[Part of a data file]
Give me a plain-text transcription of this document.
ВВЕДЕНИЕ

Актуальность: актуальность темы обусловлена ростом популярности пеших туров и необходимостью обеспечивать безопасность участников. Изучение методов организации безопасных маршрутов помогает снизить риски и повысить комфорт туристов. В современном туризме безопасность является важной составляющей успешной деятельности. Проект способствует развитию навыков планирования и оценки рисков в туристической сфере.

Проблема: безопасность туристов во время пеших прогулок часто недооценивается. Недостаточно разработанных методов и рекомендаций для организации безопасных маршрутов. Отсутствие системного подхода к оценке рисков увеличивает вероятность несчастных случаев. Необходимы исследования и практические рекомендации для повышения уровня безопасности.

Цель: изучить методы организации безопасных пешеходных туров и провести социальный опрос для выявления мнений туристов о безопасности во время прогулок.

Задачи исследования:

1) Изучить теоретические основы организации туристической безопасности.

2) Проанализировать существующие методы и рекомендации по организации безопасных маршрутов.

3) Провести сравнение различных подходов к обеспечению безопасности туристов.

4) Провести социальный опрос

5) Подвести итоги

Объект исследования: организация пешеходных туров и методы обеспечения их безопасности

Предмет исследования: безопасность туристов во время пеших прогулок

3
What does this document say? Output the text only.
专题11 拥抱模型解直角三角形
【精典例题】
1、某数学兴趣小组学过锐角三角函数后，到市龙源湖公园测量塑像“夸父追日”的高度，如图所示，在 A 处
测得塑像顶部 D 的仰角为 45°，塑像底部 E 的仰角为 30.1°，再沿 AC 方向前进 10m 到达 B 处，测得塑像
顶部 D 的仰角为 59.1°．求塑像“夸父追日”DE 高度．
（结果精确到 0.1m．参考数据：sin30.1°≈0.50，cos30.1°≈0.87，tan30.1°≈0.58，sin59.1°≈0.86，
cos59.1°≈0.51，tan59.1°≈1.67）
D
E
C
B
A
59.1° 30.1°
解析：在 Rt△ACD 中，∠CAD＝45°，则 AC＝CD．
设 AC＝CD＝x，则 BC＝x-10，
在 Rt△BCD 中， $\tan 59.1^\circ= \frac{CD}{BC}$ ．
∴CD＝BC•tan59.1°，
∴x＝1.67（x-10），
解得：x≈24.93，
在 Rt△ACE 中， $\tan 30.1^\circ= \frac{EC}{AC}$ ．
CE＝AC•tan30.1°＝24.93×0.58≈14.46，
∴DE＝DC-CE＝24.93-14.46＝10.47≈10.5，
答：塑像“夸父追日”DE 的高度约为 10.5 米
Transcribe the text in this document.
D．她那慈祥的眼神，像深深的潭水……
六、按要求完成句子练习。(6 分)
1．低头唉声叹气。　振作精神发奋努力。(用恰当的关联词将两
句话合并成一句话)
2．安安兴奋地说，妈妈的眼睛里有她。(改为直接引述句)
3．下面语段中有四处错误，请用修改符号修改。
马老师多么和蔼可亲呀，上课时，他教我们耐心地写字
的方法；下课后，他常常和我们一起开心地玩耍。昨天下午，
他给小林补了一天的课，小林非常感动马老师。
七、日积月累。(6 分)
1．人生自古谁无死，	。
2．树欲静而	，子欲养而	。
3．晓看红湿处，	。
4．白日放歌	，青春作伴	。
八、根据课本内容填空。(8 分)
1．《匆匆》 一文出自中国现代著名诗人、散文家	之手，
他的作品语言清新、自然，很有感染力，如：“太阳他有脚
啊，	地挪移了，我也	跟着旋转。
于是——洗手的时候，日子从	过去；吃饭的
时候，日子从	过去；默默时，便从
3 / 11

Problem details. Take the line with "Transcribe the text in this document." and all lines after it through the end of the records, and write them out exactly; include nothing else.

Solution.
Transcribe the text in this document.
D．她那慈祥的眼神，像深深的潭水……
六、按要求完成句子练习。(6 分)
1．低头唉声叹气。　振作精神发奋努力。(用恰当的关联词将两
句话合并成一句话)
2．安安兴奋地说，妈妈的眼睛里有她。(改为直接引述句)
3．下面语段中有四处错误，请用修改符号修改。
马老师多么和蔼可亲呀，上课时，他教我们耐心地写字
的方法；下课后，他常常和我们一起开心地玩耍。昨天下午，
他给小林补了一天的课，小林非常感动马老师。
七、日积月累。(6 分)
1．人生自古谁无死，	。
2．树欲静而	，子欲养而	。
3．晓看红湿处，	。
4．白日放歌	，青春作伴	。
八、根据课本内容填空。(8 分)
1．《匆匆》 一文出自中国现代著名诗人、散文家	之手，
他的作品语言清新、自然，很有感染力，如：“太阳他有脚
啊，	地挪移了，我也	跟着旋转。
于是——洗手的时候，日子从	过去；吃饭的
时候，日子从	过去；默默时，便从
3 / 11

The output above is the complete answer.